#### Data to use:
* Start *
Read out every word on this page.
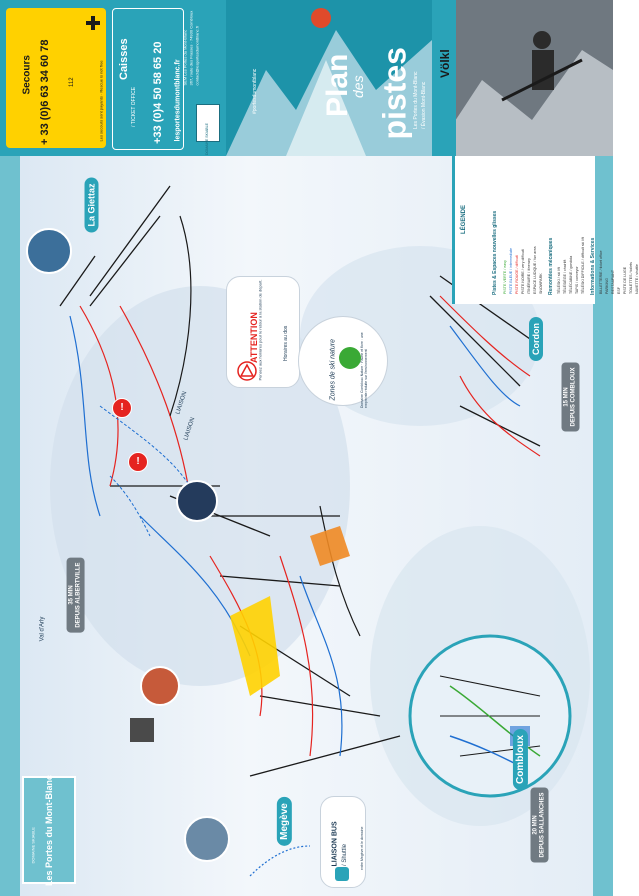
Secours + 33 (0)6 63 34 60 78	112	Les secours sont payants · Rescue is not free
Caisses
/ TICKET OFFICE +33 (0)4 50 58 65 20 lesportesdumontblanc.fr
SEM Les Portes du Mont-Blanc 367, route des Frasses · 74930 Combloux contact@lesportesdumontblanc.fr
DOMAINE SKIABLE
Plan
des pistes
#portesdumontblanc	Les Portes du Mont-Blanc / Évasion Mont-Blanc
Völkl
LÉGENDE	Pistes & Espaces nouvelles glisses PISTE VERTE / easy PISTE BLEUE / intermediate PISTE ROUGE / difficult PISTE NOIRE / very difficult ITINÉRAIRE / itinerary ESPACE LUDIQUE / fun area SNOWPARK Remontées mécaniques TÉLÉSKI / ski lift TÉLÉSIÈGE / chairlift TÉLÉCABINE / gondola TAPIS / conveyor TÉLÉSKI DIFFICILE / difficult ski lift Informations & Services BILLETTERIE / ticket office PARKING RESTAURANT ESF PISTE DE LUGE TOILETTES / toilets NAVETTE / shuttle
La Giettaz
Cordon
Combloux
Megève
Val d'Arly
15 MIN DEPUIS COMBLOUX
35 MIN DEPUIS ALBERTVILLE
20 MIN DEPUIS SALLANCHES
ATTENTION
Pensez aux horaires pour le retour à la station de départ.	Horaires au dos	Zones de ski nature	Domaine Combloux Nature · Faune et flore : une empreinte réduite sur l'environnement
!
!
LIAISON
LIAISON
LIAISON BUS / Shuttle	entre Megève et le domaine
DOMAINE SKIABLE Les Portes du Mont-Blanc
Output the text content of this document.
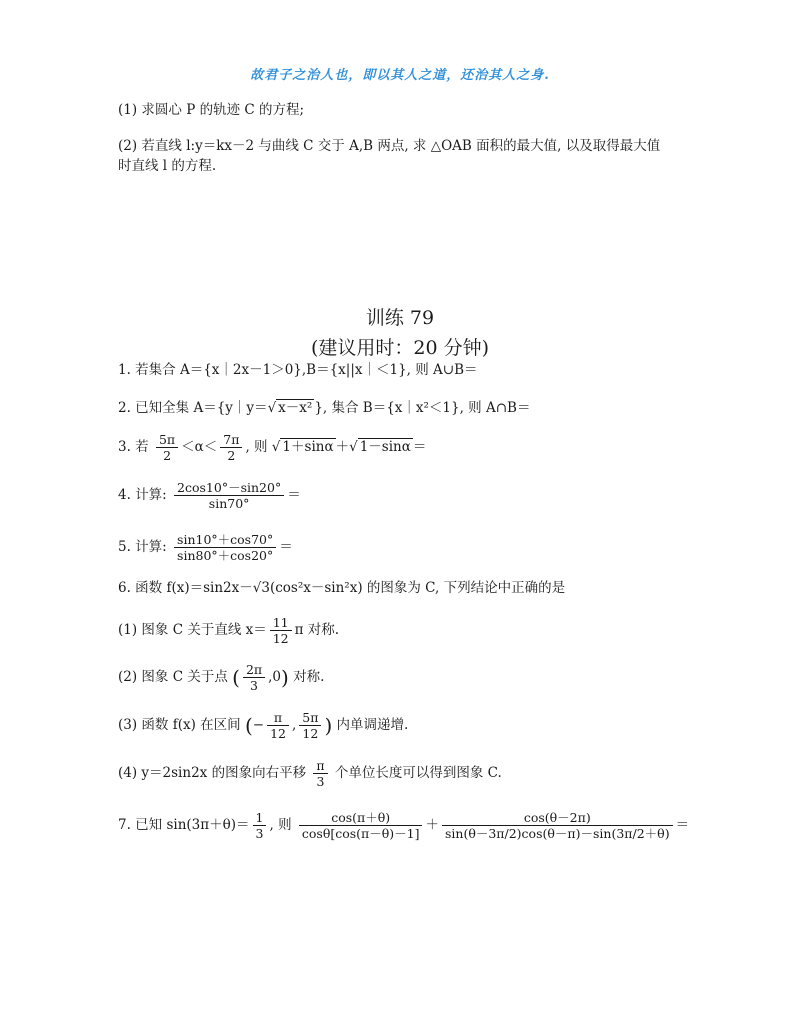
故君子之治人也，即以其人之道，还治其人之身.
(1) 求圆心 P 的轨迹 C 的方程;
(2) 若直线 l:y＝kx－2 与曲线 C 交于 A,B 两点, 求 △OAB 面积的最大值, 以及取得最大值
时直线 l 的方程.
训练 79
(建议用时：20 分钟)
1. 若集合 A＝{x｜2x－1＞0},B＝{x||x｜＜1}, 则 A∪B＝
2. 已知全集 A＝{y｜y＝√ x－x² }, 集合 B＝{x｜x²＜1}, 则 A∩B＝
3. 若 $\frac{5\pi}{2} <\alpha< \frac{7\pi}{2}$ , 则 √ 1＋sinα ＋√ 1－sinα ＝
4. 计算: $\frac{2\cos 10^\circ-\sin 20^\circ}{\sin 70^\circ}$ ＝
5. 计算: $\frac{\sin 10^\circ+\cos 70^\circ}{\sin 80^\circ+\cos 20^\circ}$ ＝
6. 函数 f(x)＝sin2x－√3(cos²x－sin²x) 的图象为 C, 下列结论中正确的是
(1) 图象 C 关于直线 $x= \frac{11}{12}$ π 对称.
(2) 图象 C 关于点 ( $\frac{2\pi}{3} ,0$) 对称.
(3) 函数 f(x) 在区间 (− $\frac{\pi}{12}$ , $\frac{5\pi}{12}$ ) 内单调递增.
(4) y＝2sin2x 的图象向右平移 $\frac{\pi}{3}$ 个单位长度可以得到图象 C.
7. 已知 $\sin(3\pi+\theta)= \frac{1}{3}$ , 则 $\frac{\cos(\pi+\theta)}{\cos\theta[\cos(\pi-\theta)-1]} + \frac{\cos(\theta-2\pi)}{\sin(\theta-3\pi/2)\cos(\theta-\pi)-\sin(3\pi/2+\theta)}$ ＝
* End *
#### What needs to be done:
Strip out the images, then output the records above word for word.

#### Finished answer:
Read out every word on this page.
Secours + 33 (0)6 63 34 60 78	112	Les secours sont payants · Rescue is not free
Caisses
/ TICKET OFFICE +33 (0)4 50 58 65 20 lesportesdumontblanc.fr
SEM Les Portes du Mont-Blanc 367, route des Frasses · 74930 Combloux contact@lesportesdumontblanc.fr
DOMAINE SKIABLE
Plan
des pistes
#portesdumontblanc	Les Portes du Mont-Blanc / Évasion Mont-Blanc
Völkl
LÉGENDE	Pistes & Espaces nouvelles glisses PISTE VERTE / easy PISTE BLEUE / intermediate PISTE ROUGE / difficult PISTE NOIRE / very difficult ITINÉRAIRE / itinerary ESPACE LUDIQUE / fun area SNOWPARK Remontées mécaniques TÉLÉSKI / ski lift TÉLÉSIÈGE / chairlift TÉLÉCABINE / gondola TAPIS / conveyor TÉLÉSKI DIFFICILE / difficult ski lift Informations & Services BILLETTERIE / ticket office PARKING RESTAURANT ESF PISTE DE LUGE TOILETTES / toilets NAVETTE / shuttle
La Giettaz
Cordon
Combloux
Megève
Val d'Arly
15 MIN DEPUIS COMBLOUX
35 MIN DEPUIS ALBERTVILLE
20 MIN DEPUIS SALLANCHES
ATTENTION
Pensez aux horaires pour le retour à la station de départ.	Horaires au dos	Zones de ski nature	Domaine Combloux Nature · Faune et flore : une empreinte réduite sur l'environnement
!
!
LIAISON
LIAISON
LIAISON BUS / Shuttle	entre Megève et le domaine
DOMAINE SKIABLE Les Portes du Mont-Blanc
Output the text content of this document.
故君子之治人也，即以其人之道，还治其人之身.
(1) 求圆心 P 的轨迹 C 的方程;
(2) 若直线 l:y＝kx－2 与曲线 C 交于 A,B 两点, 求 △OAB 面积的最大值, 以及取得最大值
时直线 l 的方程.
训练 79
(建议用时：20 分钟)
1. 若集合 A＝{x｜2x－1＞0},B＝{x||x｜＜1}, 则 A∪B＝
2. 已知全集 A＝{y｜y＝√ x－x² }, 集合 B＝{x｜x²＜1}, 则 A∩B＝
3. 若 $\frac{5\pi}{2} <\alpha< \frac{7\pi}{2}$ , 则 √ 1＋sinα ＋√ 1－sinα ＝
4. 计算: $\frac{2\cos 10^\circ-\sin 20^\circ}{\sin 70^\circ}$ ＝
5. 计算: $\frac{\sin 10^\circ+\cos 70^\circ}{\sin 80^\circ+\cos 20^\circ}$ ＝
6. 函数 f(x)＝sin2x－√3(cos²x－sin²x) 的图象为 C, 下列结论中正确的是
(1) 图象 C 关于直线 $x= \frac{11}{12}$ π 对称.
(2) 图象 C 关于点 ( $\frac{2\pi}{3} ,0$) 对称.
(3) 函数 f(x) 在区间 (− $\frac{\pi}{12}$ , $\frac{5\pi}{12}$ ) 内单调递增.
(4) y＝2sin2x 的图象向右平移 $\frac{\pi}{3}$ 个单位长度可以得到图象 C.
7. 已知 $\sin(3\pi+\theta)= \frac{1}{3}$ , 则 $\frac{\cos(\pi+\theta)}{\cos\theta[\cos(\pi-\theta)-1]} + \frac{\cos(\theta-2\pi)}{\sin(\theta-3\pi/2)\cos(\theta-\pi)-\sin(3\pi/2+\theta)}$ ＝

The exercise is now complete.